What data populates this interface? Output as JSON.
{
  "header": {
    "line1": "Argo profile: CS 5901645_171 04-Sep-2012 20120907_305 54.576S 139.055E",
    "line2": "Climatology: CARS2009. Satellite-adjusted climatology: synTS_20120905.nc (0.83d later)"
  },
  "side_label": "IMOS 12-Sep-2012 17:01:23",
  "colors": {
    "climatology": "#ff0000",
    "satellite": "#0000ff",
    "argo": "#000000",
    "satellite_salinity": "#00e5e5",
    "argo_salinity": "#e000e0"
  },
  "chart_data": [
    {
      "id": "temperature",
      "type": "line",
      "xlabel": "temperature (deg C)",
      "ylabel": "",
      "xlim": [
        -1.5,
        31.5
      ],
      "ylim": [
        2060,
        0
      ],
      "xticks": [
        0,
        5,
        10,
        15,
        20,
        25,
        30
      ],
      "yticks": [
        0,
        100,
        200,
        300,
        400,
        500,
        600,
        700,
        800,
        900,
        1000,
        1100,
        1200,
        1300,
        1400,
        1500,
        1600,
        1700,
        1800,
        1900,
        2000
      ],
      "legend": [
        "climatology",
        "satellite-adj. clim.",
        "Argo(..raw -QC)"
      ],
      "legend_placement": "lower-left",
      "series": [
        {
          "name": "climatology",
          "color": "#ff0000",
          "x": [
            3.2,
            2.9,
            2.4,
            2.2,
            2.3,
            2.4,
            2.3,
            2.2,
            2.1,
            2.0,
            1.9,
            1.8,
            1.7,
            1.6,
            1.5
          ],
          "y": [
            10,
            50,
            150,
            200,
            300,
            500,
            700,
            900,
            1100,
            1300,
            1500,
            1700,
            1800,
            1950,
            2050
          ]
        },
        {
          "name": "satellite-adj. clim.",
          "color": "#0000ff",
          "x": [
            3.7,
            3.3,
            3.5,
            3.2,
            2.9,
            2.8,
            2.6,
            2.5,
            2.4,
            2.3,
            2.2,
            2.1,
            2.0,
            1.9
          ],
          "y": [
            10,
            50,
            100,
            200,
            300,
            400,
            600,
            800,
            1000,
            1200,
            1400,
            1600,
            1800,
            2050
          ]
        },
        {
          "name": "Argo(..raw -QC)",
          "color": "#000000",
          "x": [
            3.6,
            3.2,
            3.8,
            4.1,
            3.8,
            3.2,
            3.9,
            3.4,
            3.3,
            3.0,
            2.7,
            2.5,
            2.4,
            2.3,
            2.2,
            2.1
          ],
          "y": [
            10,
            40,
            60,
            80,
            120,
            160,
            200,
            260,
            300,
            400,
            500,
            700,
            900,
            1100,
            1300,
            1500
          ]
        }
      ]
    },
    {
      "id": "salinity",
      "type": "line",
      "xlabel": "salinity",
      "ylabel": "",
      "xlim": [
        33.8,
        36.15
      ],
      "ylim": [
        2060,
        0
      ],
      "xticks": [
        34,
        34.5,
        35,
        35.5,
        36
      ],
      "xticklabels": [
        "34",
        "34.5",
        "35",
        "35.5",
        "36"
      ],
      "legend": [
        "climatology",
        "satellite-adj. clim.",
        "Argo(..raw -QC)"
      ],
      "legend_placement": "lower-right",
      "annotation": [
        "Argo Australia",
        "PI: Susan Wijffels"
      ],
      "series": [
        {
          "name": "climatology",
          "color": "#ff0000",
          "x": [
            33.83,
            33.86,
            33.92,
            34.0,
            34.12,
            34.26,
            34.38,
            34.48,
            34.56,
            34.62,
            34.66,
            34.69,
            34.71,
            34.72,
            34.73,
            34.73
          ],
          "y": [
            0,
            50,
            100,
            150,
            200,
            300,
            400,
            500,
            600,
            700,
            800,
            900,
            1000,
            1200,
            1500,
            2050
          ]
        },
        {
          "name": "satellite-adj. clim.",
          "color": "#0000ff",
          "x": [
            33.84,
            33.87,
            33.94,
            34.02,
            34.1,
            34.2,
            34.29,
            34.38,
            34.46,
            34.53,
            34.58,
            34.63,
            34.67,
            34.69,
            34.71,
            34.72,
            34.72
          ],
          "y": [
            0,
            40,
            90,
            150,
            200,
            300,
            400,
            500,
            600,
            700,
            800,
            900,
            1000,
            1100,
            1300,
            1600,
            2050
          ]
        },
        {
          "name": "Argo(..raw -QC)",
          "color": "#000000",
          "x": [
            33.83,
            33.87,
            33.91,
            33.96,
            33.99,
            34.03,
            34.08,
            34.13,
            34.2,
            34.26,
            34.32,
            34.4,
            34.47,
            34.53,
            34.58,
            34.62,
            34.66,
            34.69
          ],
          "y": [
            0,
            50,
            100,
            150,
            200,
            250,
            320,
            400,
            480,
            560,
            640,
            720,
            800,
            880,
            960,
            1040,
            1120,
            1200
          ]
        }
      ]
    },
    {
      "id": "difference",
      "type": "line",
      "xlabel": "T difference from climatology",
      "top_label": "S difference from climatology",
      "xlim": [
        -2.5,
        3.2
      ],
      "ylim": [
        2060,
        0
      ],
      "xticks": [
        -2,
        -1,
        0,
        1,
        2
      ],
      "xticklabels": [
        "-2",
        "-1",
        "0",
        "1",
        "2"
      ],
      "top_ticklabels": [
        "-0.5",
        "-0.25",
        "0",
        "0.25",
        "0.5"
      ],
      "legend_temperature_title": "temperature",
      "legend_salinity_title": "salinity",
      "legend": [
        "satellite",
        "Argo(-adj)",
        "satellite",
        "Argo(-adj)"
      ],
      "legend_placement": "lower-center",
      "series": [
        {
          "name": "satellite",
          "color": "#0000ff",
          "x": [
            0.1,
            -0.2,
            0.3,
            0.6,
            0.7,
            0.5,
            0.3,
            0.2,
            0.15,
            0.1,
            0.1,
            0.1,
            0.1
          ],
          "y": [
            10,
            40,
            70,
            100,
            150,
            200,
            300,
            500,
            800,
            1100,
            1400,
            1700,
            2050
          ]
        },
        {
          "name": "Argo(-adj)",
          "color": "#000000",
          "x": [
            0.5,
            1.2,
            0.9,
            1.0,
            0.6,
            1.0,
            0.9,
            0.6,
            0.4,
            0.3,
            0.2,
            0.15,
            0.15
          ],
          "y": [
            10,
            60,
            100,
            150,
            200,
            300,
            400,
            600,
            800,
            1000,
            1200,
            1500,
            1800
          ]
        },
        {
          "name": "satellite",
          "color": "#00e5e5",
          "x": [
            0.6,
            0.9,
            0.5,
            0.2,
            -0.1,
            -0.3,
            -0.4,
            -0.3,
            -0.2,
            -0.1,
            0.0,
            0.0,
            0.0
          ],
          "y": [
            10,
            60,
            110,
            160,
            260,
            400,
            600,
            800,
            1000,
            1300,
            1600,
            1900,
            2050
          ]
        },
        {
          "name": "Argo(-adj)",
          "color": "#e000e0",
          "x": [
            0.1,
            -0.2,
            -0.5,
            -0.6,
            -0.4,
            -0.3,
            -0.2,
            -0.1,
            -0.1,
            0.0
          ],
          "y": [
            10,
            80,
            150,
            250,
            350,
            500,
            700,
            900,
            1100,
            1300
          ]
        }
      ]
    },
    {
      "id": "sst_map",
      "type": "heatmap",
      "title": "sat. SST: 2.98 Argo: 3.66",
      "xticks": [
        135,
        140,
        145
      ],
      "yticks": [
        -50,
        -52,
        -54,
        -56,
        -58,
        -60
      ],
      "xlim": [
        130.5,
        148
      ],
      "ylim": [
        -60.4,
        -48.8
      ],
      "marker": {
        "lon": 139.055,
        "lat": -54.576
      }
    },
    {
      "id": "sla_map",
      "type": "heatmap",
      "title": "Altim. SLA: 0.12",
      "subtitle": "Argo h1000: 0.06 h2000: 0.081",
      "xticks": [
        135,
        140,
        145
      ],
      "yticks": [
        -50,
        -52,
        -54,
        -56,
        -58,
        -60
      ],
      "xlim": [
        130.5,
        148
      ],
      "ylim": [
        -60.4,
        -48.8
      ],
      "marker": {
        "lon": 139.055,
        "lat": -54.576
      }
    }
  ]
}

===============

Find all lines with "xlabel" in them and copy each one.

      "xlabel": "temperature (deg C)",
      "xlabel": "salinity",
      "xlabel": "T difference from climatology",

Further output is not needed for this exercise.